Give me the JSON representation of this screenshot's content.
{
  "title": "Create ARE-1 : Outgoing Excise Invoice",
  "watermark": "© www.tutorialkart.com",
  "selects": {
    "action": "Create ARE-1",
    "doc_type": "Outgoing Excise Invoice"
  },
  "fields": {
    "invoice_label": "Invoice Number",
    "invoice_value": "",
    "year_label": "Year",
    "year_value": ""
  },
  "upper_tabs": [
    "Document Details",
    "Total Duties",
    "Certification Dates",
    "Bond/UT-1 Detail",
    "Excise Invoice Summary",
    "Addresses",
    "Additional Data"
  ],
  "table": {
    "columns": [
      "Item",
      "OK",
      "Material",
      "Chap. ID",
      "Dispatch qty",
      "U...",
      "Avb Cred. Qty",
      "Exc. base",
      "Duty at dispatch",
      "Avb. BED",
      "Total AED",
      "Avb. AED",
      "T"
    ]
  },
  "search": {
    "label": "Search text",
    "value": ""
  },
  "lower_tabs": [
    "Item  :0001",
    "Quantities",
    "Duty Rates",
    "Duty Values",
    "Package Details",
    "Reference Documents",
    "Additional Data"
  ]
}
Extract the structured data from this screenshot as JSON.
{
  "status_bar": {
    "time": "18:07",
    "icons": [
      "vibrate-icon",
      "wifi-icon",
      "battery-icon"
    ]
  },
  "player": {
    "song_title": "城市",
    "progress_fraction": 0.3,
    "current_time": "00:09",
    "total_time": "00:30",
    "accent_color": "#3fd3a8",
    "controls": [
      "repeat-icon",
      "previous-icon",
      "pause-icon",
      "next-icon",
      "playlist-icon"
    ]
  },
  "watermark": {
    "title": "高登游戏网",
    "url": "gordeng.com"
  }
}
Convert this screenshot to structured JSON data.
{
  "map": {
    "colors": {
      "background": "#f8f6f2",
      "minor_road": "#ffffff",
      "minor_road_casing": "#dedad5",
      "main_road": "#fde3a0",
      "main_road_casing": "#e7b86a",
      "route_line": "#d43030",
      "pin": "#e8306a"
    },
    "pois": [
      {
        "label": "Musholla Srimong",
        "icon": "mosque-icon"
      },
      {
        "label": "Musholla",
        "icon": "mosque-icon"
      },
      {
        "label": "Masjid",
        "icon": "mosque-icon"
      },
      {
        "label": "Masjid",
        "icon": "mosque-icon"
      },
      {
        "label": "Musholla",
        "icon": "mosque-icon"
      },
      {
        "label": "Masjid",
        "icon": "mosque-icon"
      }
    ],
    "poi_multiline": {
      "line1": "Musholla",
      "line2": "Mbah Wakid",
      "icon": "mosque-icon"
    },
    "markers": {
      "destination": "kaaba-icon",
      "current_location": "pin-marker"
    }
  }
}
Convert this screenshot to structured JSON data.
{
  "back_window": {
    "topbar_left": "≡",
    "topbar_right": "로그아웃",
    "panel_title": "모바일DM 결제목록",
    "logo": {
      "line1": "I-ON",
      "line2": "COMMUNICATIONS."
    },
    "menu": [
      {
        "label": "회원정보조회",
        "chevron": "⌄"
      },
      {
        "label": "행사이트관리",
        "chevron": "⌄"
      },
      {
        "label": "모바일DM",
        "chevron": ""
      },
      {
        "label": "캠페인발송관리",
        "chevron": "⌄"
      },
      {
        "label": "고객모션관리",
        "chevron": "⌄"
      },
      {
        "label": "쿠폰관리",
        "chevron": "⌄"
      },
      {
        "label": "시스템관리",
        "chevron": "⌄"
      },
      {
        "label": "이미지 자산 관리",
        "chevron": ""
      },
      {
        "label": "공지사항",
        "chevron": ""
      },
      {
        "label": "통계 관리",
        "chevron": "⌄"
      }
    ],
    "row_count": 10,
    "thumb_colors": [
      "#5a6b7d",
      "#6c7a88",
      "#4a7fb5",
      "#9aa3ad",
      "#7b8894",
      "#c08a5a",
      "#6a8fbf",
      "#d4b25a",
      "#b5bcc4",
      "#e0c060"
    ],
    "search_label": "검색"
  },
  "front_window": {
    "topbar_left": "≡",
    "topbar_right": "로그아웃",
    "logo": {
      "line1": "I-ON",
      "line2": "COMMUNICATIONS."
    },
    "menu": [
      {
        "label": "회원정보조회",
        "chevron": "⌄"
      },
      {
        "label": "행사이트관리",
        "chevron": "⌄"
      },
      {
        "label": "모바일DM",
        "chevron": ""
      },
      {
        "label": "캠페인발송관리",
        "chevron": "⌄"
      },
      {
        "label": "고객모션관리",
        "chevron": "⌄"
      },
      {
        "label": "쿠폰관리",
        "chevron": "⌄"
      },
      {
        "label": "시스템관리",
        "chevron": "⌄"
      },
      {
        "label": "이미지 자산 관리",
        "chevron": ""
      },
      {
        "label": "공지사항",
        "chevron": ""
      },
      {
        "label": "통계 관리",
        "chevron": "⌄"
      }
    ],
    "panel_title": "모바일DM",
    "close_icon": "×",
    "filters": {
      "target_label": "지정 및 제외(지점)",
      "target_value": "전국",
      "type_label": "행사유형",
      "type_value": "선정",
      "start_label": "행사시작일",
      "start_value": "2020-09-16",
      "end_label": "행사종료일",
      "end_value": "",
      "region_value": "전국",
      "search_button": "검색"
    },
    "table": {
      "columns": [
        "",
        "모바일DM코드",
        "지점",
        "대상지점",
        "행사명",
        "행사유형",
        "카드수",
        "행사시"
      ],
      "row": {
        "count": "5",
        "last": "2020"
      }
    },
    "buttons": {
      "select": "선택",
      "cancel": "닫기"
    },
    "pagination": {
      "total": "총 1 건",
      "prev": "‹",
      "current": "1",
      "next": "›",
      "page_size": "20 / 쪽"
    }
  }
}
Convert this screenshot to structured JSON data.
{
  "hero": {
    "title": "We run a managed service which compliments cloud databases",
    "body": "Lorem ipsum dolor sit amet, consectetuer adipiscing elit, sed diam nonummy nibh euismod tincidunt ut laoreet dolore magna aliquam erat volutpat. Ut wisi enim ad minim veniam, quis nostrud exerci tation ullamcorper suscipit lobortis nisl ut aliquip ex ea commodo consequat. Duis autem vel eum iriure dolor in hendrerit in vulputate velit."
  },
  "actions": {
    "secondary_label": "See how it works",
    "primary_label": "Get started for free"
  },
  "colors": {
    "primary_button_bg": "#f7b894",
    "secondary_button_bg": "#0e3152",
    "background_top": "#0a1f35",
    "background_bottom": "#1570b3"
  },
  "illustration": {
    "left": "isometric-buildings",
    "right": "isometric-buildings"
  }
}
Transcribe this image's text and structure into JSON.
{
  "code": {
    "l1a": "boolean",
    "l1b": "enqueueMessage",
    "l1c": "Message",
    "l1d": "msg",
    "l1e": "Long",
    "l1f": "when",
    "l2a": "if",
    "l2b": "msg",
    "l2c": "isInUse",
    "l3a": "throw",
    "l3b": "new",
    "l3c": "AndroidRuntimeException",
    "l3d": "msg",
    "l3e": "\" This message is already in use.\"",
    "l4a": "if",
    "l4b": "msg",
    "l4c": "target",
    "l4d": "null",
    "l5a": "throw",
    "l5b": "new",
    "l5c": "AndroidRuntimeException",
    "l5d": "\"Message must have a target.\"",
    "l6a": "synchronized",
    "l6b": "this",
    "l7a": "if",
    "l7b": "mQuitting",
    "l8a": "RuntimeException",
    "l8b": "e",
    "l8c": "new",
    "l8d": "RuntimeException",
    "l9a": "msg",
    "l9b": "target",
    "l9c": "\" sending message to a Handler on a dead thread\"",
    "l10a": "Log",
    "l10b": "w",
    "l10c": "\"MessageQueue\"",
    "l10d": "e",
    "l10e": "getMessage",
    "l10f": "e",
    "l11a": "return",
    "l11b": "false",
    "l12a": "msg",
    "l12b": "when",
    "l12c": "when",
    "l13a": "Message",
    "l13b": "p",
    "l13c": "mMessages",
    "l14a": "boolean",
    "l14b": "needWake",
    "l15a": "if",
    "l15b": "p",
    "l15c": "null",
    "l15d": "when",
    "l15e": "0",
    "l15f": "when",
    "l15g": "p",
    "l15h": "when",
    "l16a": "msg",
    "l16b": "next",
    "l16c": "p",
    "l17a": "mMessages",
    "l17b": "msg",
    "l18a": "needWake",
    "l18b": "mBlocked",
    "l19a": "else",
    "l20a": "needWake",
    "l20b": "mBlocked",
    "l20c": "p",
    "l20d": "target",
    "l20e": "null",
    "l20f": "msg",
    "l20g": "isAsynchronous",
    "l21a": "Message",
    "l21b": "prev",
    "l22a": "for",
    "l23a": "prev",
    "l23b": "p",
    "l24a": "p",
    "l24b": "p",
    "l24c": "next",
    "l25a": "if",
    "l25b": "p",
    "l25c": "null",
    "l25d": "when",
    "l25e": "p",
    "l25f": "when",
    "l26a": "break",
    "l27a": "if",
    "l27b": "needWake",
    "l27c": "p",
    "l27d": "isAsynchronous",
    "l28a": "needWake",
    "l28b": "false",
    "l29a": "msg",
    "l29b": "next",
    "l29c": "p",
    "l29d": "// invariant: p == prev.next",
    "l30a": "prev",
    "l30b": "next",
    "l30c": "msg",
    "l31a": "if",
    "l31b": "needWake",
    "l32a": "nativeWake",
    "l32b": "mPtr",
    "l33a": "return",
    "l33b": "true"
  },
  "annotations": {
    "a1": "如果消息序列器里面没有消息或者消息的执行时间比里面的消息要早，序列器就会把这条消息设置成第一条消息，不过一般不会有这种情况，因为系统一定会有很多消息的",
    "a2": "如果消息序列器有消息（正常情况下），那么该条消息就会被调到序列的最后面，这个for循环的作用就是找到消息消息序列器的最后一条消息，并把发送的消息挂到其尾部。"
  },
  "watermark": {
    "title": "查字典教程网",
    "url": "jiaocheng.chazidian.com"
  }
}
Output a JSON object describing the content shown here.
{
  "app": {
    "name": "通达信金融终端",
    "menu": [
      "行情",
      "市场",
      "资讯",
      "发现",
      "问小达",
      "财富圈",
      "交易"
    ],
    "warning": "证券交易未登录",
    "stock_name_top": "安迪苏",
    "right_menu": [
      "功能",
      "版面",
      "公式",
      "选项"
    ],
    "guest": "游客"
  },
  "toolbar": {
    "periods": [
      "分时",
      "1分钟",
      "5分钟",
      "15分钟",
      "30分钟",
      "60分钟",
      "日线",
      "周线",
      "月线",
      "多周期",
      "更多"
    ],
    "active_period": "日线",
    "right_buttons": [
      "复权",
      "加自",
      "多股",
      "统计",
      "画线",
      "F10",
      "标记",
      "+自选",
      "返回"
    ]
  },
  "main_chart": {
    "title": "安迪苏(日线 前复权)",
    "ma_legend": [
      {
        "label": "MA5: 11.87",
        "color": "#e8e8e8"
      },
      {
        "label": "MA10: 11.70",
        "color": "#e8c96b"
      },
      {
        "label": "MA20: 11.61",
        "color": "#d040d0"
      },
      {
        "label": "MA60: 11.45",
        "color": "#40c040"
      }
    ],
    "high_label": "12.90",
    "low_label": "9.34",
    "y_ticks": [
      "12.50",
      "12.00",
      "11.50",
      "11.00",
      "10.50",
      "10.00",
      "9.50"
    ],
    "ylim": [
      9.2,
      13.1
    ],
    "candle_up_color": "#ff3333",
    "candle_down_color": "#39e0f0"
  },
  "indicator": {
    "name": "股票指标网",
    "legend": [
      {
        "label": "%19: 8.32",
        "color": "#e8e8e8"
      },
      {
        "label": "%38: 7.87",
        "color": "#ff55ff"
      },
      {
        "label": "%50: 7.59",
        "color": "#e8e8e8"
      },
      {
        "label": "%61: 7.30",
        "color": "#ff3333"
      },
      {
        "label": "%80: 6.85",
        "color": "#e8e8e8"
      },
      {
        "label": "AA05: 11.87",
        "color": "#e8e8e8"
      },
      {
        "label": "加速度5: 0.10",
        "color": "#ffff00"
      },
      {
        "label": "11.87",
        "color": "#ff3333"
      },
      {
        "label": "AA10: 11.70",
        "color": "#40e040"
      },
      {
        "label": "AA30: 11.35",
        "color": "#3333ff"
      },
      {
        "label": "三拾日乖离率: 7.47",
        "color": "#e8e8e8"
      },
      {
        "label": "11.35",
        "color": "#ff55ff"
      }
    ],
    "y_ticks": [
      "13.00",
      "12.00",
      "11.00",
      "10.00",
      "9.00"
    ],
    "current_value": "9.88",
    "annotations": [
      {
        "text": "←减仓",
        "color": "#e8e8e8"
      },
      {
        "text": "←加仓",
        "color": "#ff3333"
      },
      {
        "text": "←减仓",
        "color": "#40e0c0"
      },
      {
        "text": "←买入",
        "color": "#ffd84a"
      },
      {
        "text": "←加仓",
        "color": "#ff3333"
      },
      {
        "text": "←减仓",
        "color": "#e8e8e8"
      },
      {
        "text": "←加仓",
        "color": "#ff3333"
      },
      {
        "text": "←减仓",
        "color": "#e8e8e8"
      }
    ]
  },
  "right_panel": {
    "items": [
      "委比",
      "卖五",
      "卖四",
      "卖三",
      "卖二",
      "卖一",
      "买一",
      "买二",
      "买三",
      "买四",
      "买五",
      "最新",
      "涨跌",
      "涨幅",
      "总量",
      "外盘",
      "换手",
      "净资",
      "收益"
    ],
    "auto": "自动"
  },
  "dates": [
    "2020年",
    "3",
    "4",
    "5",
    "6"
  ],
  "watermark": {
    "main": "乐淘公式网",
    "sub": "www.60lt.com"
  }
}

* * * * *

> _Written request_
Determine how many lines include the string "buildings". Give no answer but the number.

> _Response to the exercise_
2